Copy, from the entries below, each line where the word "Cola" can be found.

Dataset items
* * *
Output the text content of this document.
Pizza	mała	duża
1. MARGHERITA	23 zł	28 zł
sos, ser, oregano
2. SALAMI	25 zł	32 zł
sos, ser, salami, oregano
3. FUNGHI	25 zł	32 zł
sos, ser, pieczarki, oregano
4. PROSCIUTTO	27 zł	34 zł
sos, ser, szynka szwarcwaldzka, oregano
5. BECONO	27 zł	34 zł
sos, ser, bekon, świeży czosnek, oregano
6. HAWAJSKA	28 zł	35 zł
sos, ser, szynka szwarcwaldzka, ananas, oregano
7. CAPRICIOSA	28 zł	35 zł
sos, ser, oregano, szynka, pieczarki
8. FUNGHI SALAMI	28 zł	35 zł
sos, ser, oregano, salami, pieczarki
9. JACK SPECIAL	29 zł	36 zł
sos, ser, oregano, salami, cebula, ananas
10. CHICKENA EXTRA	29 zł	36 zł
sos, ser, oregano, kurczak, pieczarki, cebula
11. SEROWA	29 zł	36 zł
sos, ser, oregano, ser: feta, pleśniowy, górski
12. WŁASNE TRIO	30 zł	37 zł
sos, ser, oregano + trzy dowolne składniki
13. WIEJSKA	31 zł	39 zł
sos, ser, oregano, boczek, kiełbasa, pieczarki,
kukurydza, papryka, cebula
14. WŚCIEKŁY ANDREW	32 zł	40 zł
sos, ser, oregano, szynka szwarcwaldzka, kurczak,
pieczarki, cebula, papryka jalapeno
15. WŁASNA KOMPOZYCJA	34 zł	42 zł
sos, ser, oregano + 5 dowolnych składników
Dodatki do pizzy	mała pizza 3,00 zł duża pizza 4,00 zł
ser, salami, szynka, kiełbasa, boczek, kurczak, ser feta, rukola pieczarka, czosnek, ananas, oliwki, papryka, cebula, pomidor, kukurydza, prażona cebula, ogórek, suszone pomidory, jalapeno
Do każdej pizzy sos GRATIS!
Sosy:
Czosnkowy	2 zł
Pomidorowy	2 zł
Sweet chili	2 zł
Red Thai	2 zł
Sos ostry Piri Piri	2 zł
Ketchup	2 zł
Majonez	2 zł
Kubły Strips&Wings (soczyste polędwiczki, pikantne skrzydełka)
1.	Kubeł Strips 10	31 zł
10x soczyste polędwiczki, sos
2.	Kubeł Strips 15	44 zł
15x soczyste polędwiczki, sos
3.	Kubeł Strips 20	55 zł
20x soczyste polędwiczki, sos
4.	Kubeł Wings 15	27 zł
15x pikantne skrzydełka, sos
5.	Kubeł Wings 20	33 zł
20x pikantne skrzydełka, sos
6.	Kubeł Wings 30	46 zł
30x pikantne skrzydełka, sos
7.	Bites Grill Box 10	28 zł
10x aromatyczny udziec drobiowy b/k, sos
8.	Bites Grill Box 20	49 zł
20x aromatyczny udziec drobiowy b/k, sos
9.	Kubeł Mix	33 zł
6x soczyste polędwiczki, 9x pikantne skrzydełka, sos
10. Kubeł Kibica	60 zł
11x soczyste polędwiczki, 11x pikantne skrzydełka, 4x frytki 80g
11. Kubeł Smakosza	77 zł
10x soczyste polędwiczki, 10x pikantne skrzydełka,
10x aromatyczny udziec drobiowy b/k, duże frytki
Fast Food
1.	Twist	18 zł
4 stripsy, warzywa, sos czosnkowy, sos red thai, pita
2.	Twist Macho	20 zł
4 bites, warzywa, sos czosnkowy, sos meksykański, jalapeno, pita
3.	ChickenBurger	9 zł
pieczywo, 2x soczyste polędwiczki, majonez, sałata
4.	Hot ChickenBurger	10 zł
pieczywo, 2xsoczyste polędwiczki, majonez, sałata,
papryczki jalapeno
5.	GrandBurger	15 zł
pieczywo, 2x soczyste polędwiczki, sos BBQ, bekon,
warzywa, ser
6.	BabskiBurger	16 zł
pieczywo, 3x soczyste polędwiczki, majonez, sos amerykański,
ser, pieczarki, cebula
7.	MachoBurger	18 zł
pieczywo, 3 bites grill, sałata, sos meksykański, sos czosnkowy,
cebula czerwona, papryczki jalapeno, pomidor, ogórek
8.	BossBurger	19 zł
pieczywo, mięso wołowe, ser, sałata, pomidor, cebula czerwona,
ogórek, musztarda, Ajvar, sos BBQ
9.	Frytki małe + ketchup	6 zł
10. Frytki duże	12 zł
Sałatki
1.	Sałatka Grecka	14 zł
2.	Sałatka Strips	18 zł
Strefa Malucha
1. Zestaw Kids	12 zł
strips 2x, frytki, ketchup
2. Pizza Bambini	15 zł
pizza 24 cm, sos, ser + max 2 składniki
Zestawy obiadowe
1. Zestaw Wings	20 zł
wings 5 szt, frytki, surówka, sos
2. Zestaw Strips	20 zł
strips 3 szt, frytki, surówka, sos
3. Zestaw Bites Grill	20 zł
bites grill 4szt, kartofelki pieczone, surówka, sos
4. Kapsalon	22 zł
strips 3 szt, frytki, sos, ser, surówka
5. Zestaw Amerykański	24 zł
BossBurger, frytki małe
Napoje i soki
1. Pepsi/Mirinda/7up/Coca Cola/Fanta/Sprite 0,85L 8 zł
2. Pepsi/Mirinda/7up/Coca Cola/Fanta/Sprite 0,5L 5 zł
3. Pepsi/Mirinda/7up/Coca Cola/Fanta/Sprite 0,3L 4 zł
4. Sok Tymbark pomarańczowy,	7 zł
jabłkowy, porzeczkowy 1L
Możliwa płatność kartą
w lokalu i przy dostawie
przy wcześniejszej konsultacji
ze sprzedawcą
* * *
= Solution for this exercise =
1. Pepsi/Mirinda/7up/Coca Cola/Fanta/Sprite 0,85L 8 zł
2. Pepsi/Mirinda/7up/Coca Cola/Fanta/Sprite 0,5L 5 zł
3. Pepsi/Mirinda/7up/Coca Cola/Fanta/Sprite 0,3L 4 zł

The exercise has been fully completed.